(Saved entries)

# # # #

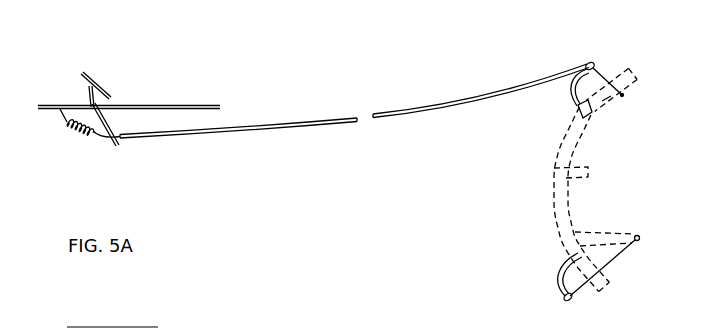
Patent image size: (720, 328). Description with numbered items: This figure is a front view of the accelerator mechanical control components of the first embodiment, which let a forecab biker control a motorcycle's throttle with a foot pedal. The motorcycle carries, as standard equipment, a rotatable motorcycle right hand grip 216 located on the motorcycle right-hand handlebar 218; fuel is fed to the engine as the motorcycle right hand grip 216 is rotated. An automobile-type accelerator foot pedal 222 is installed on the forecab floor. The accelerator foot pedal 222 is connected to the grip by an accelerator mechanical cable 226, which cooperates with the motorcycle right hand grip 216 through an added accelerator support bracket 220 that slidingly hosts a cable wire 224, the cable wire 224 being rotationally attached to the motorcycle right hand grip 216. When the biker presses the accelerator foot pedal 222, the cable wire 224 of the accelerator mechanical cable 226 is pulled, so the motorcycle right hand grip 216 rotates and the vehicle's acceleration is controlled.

The motorcycle right hand grip 216 is at (637, 73).
The motorcycle right-hand handlebar 218 is at (562, 137).
The accelerator support bracket 220 is at (573, 103).
The accelerator foot pedal 222 is at (104, 89).
The cable wire 224 is at (594, 60).
The accelerator mechanical cable 226 is at (330, 119).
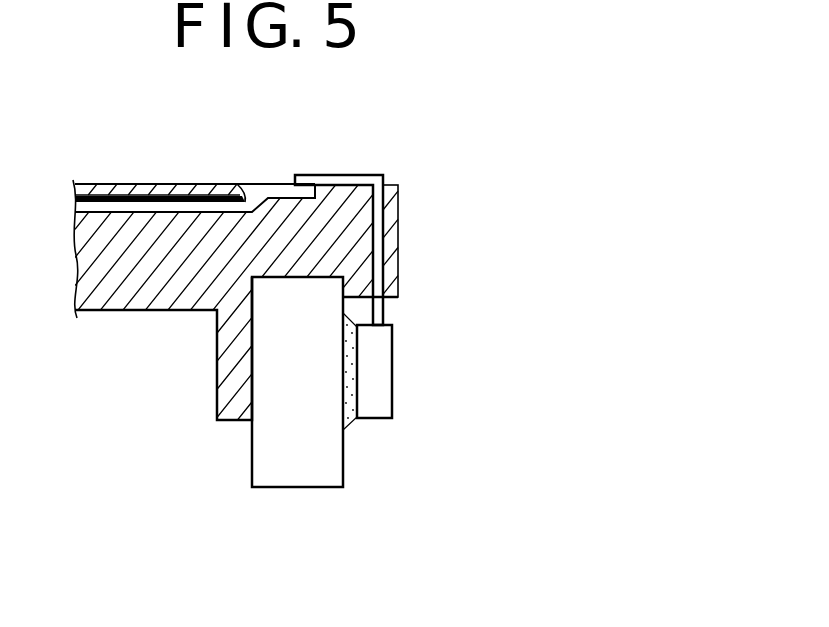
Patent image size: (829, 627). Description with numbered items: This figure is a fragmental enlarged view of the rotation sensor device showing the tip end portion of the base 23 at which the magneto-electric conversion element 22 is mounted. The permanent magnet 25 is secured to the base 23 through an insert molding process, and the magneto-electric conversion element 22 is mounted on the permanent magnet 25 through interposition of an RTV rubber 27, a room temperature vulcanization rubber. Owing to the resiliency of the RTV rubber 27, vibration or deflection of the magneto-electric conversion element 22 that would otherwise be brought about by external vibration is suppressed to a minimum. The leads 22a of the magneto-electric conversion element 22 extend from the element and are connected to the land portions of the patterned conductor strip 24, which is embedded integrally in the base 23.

The magneto-electric conversion element 22 is at (377, 362).
The leads 22a is at (376, 233).
The base 23 is at (118, 288).
The patterned conductor strip 24 is at (233, 185).
The permanent magnet 25 is at (322, 460).
The RTV rubber 27 is at (348, 418).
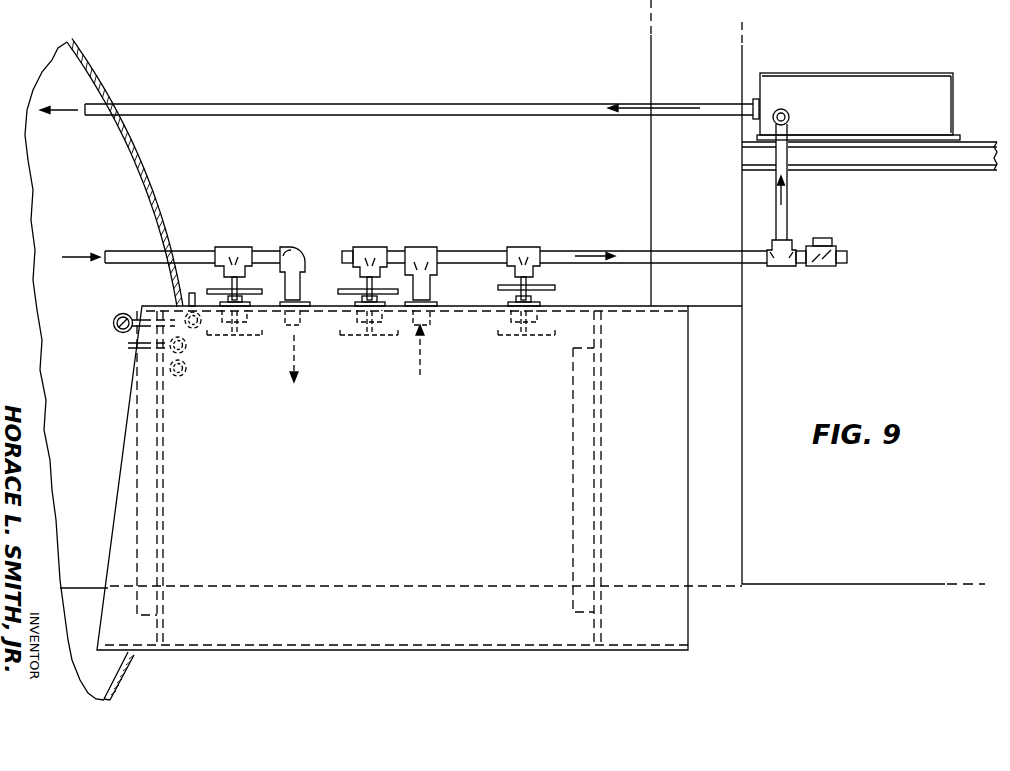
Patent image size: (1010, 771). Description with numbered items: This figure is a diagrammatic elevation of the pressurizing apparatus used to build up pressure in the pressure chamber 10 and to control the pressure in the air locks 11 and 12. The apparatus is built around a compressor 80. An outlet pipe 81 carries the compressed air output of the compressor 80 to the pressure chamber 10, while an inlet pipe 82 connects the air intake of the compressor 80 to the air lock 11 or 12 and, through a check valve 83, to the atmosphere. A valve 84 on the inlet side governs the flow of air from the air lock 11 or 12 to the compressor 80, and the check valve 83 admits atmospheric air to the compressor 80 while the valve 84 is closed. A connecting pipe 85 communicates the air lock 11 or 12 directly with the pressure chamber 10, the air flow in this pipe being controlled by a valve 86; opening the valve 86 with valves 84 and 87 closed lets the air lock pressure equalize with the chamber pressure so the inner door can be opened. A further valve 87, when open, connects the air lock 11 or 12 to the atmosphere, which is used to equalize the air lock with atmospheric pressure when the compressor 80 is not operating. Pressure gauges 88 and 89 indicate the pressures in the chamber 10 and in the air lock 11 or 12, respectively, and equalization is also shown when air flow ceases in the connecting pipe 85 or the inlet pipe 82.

The pressure chamber 10 is at (160, 186).
The air lock 11 is at (419, 496).
The air lock 12 is at (333, 651).
The compressor 80 is at (858, 95).
The outlet pipe 81 is at (402, 108).
The inlet pipe 82 is at (621, 259).
The check valve 83 is at (825, 268).
The valve 84 is at (522, 258).
The connecting pipe 85 is at (273, 251).
The valve 86 is at (233, 258).
The valve 87 is at (368, 258).
The pressure gauge 88 is at (188, 346).
The pressure gauge 89 is at (187, 372).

# # # #

Job:
Copy the entries above word for word, starting at the very beginning and stopping after the line that contains "The accelerator mechanical cable 226 is at". Omit the pictures from your copy.

Solution for this problem:
Patent image size: (720, 328). Description with numbered items: This figure is a front view of the accelerator mechanical control components of the first embodiment, which let a forecab biker control a motorcycle's throttle with a foot pedal. The motorcycle carries, as standard equipment, a rotatable motorcycle right hand grip 216 located on the motorcycle right-hand handlebar 218; fuel is fed to the engine as the motorcycle right hand grip 216 is rotated. An automobile-type accelerator foot pedal 222 is installed on the forecab floor. The accelerator foot pedal 222 is connected to the grip by an accelerator mechanical cable 226, which cooperates with the motorcycle right hand grip 216 through an added accelerator support bracket 220 that slidingly hosts a cable wire 224, the cable wire 224 being rotationally attached to the motorcycle right hand grip 216. When the biker presses the accelerator foot pedal 222, the cable wire 224 of the accelerator mechanical cable 226 is pulled, so the motorcycle right hand grip 216 rotates and the vehicle's acceleration is controlled.

The motorcycle right hand grip 216 is at (637, 73).
The motorcycle right-hand handlebar 218 is at (562, 137).
The accelerator support bracket 220 is at (573, 103).
The accelerator foot pedal 222 is at (104, 89).
The cable wire 224 is at (594, 60).
The accelerator mechanical cable 226 is at (330, 119).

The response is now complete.